Gather, from the data below, each line in which the word "物流管理" occurs.

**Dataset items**
_ _ _ _ _

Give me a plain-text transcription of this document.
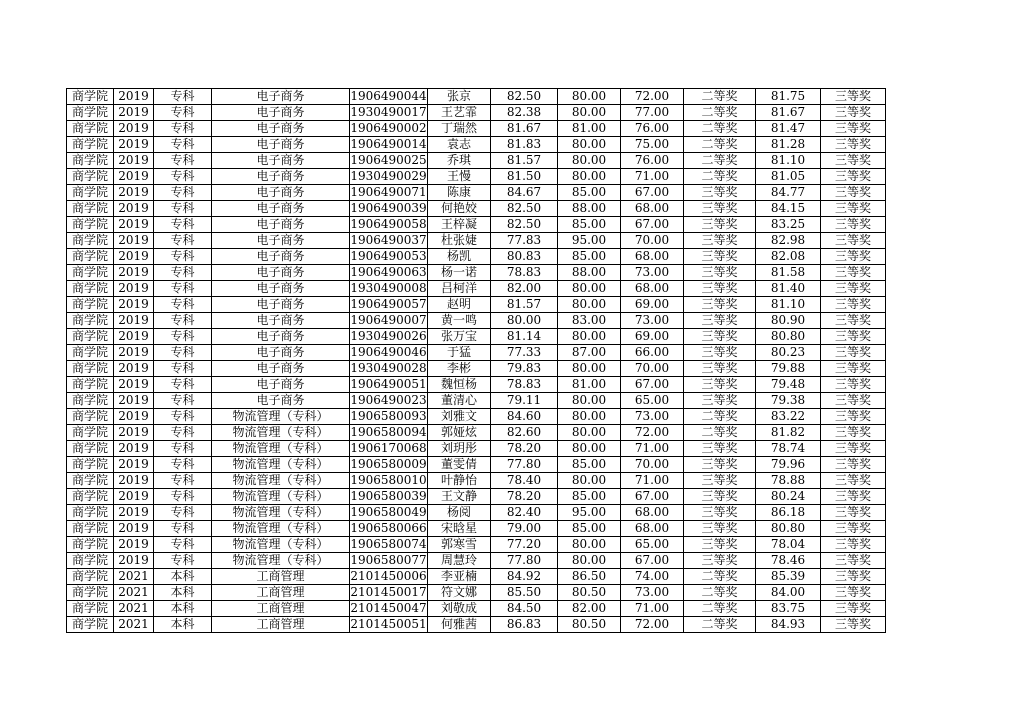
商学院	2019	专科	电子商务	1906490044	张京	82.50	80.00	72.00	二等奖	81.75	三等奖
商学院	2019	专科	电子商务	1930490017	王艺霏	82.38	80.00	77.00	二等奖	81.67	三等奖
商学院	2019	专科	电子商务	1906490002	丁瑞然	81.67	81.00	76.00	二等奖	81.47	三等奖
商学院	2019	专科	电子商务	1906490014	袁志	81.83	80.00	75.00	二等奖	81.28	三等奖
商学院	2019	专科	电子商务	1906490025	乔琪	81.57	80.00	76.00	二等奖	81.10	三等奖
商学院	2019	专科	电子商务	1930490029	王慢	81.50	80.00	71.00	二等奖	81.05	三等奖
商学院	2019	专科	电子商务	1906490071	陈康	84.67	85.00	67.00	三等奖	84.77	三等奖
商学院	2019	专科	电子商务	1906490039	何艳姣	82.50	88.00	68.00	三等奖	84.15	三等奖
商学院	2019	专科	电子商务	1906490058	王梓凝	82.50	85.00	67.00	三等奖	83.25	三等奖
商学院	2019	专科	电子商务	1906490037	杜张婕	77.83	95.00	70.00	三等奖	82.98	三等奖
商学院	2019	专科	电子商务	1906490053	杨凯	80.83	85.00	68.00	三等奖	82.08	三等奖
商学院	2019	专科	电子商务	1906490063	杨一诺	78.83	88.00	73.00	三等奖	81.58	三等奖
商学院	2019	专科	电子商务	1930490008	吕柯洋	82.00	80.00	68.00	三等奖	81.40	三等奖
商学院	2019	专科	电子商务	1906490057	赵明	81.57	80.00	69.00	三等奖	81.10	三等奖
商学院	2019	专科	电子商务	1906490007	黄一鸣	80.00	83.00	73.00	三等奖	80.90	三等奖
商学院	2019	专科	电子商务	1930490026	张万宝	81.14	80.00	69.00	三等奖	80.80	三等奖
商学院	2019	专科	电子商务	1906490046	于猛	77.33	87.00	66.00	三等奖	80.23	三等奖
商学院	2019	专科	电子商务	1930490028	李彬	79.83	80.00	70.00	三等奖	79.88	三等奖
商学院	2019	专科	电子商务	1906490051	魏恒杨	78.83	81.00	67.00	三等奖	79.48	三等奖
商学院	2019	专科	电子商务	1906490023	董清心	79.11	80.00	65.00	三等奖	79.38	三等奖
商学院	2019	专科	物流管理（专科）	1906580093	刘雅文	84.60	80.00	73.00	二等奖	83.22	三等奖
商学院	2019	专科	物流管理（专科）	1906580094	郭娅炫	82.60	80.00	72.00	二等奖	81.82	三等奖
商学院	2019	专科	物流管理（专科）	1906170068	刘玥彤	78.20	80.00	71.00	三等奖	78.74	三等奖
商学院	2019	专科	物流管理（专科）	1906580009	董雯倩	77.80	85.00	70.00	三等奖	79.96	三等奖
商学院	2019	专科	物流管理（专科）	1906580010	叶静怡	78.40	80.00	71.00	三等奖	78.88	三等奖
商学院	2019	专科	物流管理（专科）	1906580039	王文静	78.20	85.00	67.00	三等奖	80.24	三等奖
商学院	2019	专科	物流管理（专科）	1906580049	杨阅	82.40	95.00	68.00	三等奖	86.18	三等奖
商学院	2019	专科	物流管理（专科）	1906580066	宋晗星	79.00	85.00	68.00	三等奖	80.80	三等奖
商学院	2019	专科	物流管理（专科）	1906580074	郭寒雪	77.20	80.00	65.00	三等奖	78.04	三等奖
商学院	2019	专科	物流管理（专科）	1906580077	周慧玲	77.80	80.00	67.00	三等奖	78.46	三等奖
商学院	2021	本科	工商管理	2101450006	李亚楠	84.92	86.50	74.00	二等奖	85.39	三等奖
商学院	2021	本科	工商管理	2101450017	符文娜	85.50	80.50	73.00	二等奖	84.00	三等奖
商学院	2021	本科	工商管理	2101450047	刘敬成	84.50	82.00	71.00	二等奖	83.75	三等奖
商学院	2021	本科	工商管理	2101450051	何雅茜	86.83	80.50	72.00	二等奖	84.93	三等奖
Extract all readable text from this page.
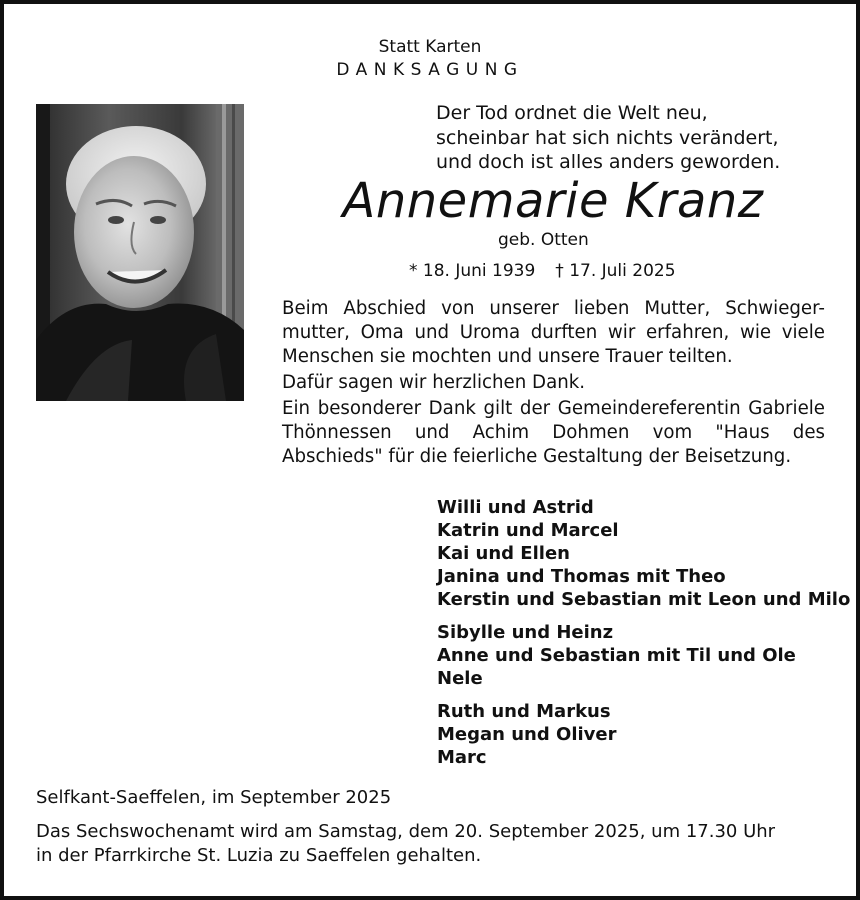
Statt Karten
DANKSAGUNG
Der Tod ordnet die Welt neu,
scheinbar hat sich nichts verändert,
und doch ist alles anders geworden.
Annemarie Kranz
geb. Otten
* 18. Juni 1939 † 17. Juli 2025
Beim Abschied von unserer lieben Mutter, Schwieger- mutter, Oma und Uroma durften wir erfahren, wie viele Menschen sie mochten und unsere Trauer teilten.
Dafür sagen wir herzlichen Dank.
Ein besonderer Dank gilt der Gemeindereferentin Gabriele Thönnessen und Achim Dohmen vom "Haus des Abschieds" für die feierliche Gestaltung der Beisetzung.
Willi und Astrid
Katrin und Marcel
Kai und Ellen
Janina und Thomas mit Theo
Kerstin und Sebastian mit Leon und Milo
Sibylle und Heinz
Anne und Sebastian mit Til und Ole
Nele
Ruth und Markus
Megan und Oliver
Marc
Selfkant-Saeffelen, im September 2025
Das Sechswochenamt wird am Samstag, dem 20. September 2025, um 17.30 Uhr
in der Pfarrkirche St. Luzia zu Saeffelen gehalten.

_ _ _ _ _

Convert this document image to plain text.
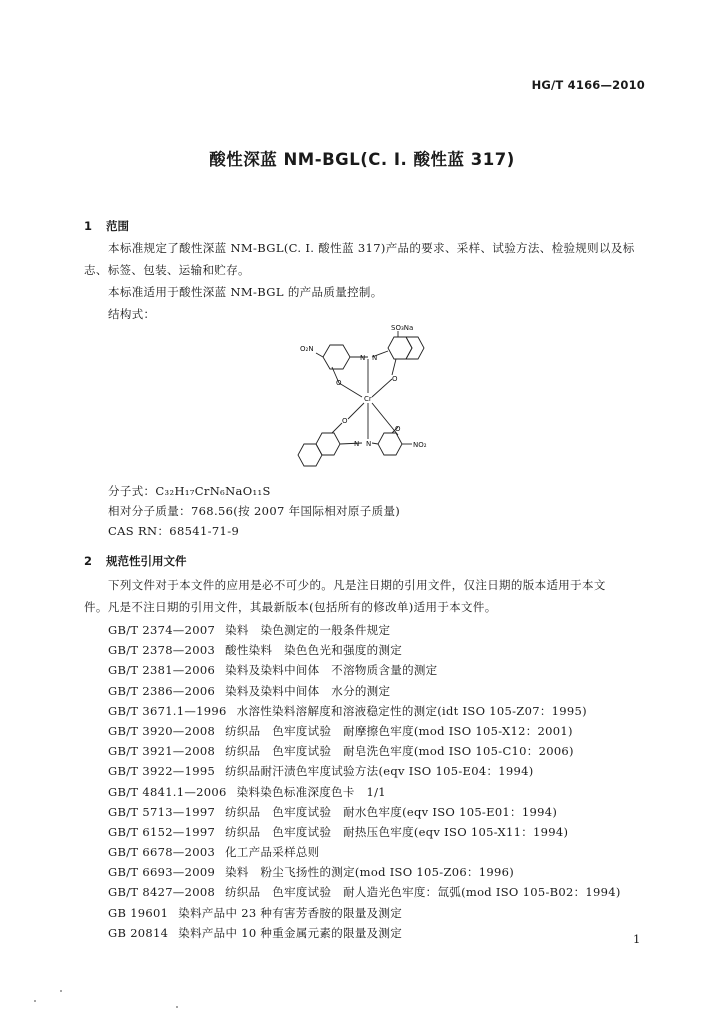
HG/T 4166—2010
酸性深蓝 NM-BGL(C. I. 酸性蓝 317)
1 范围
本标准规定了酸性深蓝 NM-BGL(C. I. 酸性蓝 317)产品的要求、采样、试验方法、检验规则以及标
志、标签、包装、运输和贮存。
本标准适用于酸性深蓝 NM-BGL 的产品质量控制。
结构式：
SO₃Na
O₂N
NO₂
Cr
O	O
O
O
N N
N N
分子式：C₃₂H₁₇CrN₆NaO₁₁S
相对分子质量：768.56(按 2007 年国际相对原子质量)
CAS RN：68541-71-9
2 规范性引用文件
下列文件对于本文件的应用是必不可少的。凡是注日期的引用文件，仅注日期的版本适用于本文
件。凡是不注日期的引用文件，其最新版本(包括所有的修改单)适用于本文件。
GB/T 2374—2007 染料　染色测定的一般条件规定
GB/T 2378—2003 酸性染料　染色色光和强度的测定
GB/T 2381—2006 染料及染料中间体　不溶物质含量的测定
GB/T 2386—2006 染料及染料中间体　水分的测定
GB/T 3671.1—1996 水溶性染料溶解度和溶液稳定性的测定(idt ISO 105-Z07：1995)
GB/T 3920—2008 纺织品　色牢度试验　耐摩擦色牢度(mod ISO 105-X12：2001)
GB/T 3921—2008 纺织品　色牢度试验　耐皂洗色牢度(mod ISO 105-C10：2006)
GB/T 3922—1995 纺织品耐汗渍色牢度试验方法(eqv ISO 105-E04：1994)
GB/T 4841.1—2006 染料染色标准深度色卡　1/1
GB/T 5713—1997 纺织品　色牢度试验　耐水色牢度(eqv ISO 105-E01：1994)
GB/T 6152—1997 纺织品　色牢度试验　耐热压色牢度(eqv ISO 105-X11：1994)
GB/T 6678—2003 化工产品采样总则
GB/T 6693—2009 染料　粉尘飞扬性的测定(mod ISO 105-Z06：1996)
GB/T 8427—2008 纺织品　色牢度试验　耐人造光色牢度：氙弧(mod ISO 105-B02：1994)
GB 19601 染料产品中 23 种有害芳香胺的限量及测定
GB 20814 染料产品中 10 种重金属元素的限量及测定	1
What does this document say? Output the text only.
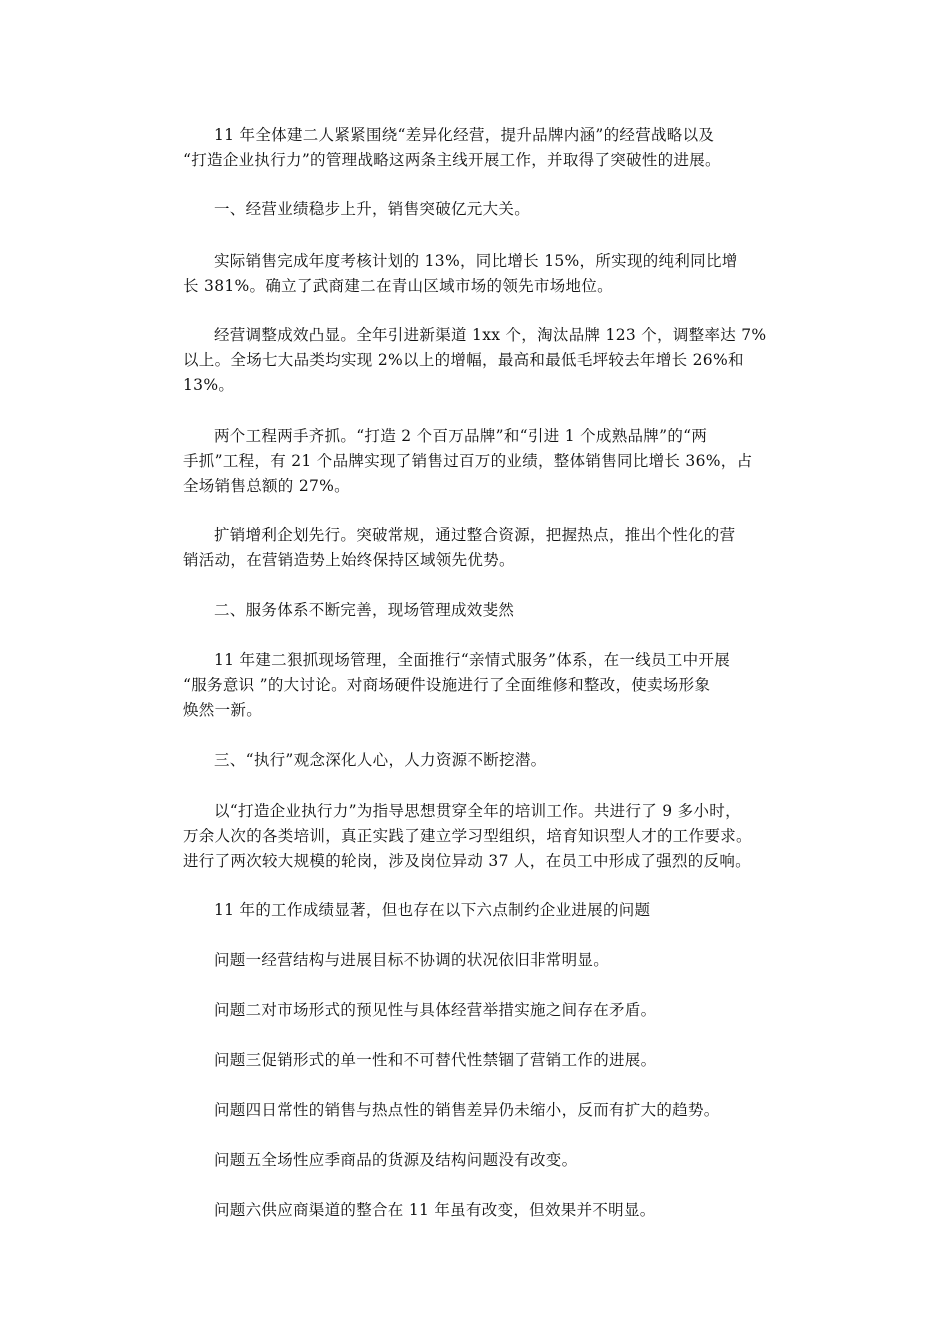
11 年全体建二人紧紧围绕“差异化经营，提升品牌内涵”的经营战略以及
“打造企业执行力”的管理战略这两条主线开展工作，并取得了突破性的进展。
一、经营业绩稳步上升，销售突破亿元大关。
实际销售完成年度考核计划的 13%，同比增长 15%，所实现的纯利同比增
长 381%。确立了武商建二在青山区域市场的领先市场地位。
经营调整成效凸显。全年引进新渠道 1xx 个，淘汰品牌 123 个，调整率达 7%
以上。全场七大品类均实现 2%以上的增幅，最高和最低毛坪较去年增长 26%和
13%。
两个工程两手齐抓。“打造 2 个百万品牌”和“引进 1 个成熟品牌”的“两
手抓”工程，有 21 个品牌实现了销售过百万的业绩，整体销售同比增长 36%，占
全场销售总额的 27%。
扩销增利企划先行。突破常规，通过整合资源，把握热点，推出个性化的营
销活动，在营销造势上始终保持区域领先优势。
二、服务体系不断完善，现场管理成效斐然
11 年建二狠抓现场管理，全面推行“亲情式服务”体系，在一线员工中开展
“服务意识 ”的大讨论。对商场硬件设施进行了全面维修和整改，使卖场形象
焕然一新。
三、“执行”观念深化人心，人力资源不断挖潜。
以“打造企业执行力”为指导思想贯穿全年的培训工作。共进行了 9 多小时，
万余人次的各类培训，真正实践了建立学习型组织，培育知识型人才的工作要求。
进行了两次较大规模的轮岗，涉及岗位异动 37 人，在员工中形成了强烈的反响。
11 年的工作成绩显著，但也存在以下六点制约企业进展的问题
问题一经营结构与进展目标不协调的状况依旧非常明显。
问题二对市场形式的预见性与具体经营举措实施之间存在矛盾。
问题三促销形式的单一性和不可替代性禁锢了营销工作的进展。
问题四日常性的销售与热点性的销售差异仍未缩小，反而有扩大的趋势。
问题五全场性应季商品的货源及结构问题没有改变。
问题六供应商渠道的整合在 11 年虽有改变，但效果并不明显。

_ _ _ _ _

**Response to this task**
商学院	2019	专科	物流管理（专科）	1906580093	刘雅文	84.60	80.00	73.00	二等奖	83.22	三等奖
商学院	2019	专科	物流管理（专科）	1906580094	郭娅炫	82.60	80.00	72.00	二等奖	81.82	三等奖
商学院	2019	专科	物流管理（专科）	1906170068	刘玥彤	78.20	80.00	71.00	三等奖	78.74	三等奖
商学院	2019	专科	物流管理（专科）	1906580009	董雯倩	77.80	85.00	70.00	三等奖	79.96	三等奖
商学院	2019	专科	物流管理（专科）	1906580010	叶静怡	78.40	80.00	71.00	三等奖	78.88	三等奖
商学院	2019	专科	物流管理（专科）	1906580039	王文静	78.20	85.00	67.00	三等奖	80.24	三等奖
商学院	2019	专科	物流管理（专科）	1906580049	杨阅	82.40	95.00	68.00	三等奖	86.18	三等奖
商学院	2019	专科	物流管理（专科）	1906580066	宋晗星	79.00	85.00	68.00	三等奖	80.80	三等奖
商学院	2019	专科	物流管理（专科）	1906580074	郭寒雪	77.20	80.00	65.00	三等奖	78.04	三等奖
商学院	2019	专科	物流管理（专科）	1906580077	周慧玲	77.80	80.00	67.00	三等奖	78.46	三等奖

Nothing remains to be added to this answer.